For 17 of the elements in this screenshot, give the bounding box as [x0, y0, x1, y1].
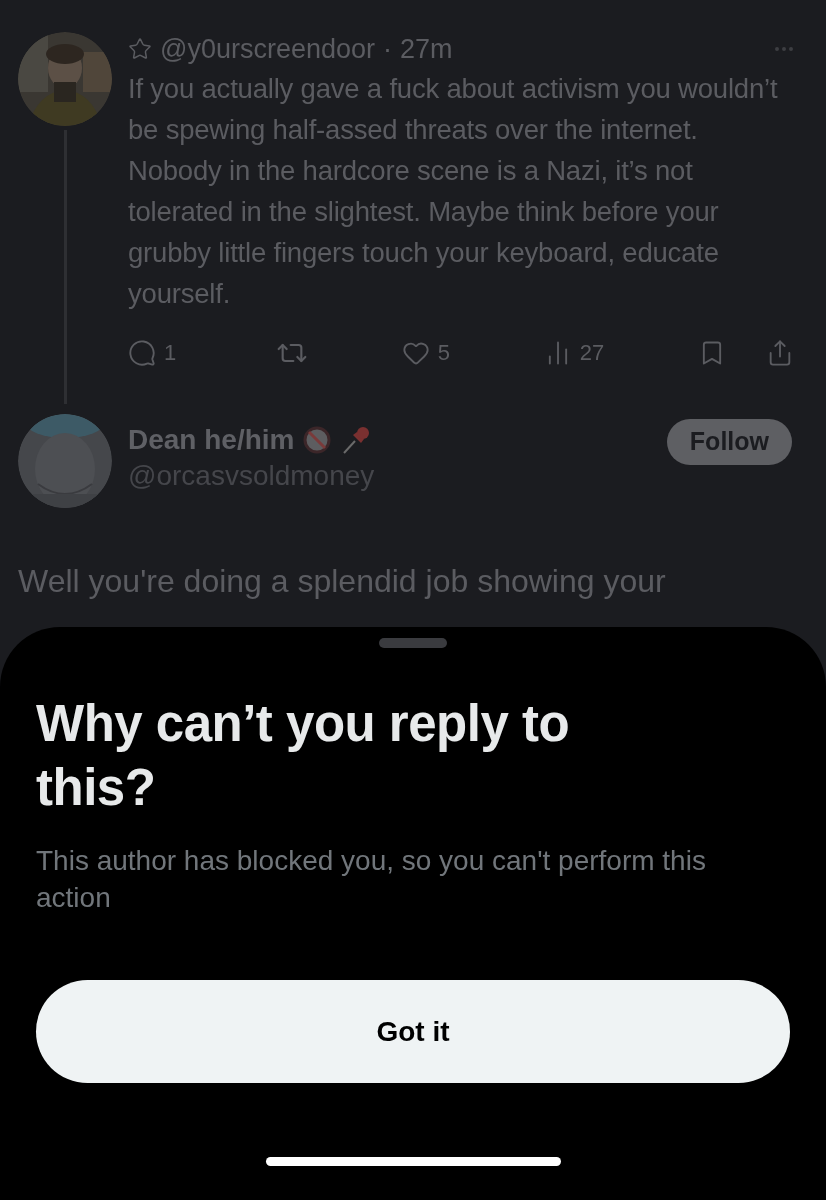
follow-button[interactable]: Follow	[666, 419, 792, 465]
reply-text: If you actually gave a fuck about activism you wouldn’t be spewing half-assed threats over the internet. Nobody in the hardcore scene is a Nazi, it’s not tolerated in the slightest. Maybe think before your grubby little fingers touch your keyboard, educate yourself.	[128, 72, 779, 311]
comment-icon[interactable]	[128, 338, 156, 367]
view-count: 27	[579, 339, 605, 367]
user-handle[interactable]: @y0urscreendoor	[160, 32, 375, 66]
sheet-title: Why can’t you reply to this?	[36, 694, 571, 818]
separator-dot: ·	[383, 33, 392, 66]
sheet-message: This author has blocked you, so you can't perform this action	[36, 844, 707, 915]
got-it-button[interactable]: Got it	[36, 980, 790, 1083]
reply-count: 1	[164, 339, 177, 367]
drag-handle[interactable]	[379, 638, 447, 648]
display-name[interactable]: Dean he/him	[128, 422, 295, 458]
no-under-eighteen-icon	[302, 425, 333, 455]
like-count: 5	[437, 339, 450, 367]
post-time: 27m	[400, 33, 453, 66]
post-text: Well you're doing a splendid job showing your	[17, 562, 667, 601]
star-icon	[128, 37, 152, 61]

────────────────────────────────────────

Arrange every line of the records above as a numbered list, leaving out blank lines and the pictures.

1. For 17 of the elements in this screenshot, give the bounding box as [x0, y0, x1, y1].
2. follow-button[interactable]: Follow	[666, 419, 792, 465]
3. reply-text: If you actually gave a fuck about activism you wouldn’t be spewing half-assed threats over the internet. Nobody in the hardcore scene is a Nazi, it’s not tolerated in the slightest. Maybe think before your grubby little fingers touch your keyboard, educate yourself.	[128, 72, 779, 311]
4. comment-icon[interactable]	[128, 338, 156, 367]
5. view-count: 27	[579, 339, 605, 367]
6. user-handle[interactable]: @y0urscreendoor	[160, 32, 375, 66]
7. sheet-title: Why can’t you reply to this?	[36, 694, 571, 818]
8. separator-dot: ·	[383, 33, 392, 66]
9. sheet-message: This author has blocked you, so you can't perform this action	[36, 844, 707, 915]
10. got-it-button[interactable]: Got it	[36, 980, 790, 1083]
11. reply-count: 1	[164, 339, 177, 367]
12. drag-handle[interactable]	[379, 638, 447, 648]
13. display-name[interactable]: Dean he/him	[128, 422, 295, 458]
14. no-under-eighteen-icon	[302, 425, 333, 455]
15. like-count: 5	[437, 339, 450, 367]
16. post-time: 27m	[400, 33, 453, 66]
17. post-text: Well you're doing a splendid job showing your	[17, 562, 667, 601]
18. star-icon	[128, 37, 152, 61]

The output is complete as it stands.